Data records
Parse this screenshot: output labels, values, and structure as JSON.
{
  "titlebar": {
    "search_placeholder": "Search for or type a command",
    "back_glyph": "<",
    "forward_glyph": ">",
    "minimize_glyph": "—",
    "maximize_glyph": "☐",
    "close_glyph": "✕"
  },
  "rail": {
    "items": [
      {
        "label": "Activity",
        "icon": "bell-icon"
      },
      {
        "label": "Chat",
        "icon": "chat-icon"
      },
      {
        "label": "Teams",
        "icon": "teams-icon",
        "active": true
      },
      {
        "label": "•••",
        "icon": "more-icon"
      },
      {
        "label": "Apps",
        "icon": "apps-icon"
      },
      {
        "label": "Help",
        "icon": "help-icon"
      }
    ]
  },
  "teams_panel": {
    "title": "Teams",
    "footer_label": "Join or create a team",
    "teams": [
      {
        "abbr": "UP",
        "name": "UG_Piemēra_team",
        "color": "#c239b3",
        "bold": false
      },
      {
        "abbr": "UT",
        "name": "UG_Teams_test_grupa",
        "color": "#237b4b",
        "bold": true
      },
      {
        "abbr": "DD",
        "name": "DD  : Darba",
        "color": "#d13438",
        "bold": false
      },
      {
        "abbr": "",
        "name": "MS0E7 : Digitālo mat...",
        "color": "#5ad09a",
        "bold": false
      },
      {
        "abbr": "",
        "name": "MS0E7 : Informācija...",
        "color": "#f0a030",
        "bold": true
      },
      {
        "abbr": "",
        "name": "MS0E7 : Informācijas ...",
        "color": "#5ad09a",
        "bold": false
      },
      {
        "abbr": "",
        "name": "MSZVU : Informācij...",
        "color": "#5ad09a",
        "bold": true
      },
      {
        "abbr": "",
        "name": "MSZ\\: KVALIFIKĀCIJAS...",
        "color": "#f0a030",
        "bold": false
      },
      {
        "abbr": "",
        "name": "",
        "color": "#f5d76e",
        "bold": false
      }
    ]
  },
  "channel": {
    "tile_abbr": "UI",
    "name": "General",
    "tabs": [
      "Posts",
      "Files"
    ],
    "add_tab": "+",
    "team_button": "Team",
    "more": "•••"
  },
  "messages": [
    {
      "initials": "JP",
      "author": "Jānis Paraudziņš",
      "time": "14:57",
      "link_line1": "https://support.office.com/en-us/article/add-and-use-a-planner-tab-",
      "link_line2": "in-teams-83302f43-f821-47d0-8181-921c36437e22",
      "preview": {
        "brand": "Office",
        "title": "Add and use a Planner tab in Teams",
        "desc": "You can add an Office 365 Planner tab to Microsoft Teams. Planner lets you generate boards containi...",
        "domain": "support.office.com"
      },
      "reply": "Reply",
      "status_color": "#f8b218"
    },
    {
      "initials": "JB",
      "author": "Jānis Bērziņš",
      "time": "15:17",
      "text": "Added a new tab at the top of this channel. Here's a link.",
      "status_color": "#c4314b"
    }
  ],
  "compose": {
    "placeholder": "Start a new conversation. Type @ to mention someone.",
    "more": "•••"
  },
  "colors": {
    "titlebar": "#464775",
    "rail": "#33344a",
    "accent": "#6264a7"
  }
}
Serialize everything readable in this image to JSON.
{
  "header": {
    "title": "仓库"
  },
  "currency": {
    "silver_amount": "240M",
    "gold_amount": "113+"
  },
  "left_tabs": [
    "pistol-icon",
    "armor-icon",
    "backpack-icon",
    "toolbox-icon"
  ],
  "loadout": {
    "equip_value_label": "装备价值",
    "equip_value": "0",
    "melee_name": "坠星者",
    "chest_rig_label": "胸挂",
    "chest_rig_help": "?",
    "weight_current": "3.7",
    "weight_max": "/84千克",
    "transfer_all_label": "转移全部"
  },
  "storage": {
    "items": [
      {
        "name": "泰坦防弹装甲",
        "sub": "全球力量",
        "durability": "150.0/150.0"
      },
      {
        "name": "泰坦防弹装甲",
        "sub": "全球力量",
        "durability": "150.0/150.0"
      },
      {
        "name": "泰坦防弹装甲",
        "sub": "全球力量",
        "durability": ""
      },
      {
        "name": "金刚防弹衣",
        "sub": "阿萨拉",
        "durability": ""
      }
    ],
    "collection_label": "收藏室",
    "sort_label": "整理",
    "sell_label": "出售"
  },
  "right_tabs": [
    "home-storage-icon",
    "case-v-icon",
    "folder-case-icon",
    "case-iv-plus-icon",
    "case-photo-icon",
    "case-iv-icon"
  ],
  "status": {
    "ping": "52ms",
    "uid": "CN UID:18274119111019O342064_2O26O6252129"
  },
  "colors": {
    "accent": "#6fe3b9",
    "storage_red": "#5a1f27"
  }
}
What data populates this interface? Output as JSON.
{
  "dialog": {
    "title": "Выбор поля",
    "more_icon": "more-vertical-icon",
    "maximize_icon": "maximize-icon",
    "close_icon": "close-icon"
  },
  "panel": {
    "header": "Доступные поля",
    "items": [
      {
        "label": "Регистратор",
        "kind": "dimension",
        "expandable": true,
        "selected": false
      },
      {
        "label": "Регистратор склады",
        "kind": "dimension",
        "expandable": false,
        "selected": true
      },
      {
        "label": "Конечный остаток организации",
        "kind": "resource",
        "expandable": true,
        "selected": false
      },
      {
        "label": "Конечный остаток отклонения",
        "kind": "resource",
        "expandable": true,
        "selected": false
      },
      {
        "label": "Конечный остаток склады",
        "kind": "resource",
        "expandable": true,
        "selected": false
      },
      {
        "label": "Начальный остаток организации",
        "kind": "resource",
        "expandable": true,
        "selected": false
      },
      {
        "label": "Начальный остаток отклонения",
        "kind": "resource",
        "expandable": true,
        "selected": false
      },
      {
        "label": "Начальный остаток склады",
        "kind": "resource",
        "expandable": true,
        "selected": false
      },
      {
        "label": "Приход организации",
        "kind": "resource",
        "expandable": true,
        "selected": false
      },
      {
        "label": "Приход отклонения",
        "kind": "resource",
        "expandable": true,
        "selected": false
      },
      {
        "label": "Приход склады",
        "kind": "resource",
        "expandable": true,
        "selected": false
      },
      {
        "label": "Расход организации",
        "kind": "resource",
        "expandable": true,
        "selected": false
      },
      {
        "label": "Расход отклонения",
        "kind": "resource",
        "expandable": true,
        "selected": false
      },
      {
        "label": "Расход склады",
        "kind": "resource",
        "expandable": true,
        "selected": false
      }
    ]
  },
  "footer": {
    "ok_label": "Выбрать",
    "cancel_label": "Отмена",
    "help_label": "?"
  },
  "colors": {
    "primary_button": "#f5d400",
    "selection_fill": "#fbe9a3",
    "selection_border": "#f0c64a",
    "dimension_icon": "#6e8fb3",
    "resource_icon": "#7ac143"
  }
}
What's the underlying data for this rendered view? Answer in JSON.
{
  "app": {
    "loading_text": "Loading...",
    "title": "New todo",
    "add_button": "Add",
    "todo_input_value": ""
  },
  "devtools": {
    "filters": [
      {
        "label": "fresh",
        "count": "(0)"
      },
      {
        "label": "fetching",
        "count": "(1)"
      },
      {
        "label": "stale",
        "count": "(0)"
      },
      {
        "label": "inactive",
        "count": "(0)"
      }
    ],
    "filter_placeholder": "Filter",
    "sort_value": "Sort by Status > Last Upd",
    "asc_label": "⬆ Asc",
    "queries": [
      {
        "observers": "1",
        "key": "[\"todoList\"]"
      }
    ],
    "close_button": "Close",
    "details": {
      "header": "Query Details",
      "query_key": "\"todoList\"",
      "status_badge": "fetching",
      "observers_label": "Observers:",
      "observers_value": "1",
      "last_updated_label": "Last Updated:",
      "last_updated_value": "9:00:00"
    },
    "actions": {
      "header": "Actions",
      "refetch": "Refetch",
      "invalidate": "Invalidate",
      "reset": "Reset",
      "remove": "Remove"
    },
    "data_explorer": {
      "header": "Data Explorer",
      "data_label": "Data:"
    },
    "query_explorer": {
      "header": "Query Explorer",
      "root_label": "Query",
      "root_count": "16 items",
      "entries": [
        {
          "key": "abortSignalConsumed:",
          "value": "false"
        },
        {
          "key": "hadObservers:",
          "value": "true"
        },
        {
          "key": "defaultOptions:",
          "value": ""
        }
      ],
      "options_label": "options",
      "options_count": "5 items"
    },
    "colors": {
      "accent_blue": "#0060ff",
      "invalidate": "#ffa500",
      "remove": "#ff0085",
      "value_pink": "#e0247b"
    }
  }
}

[Exercise details]
Return all lines containing "invalidate".

[The answer]
      "invalidate": "Invalidate",
      "invalidate": "#ffa500",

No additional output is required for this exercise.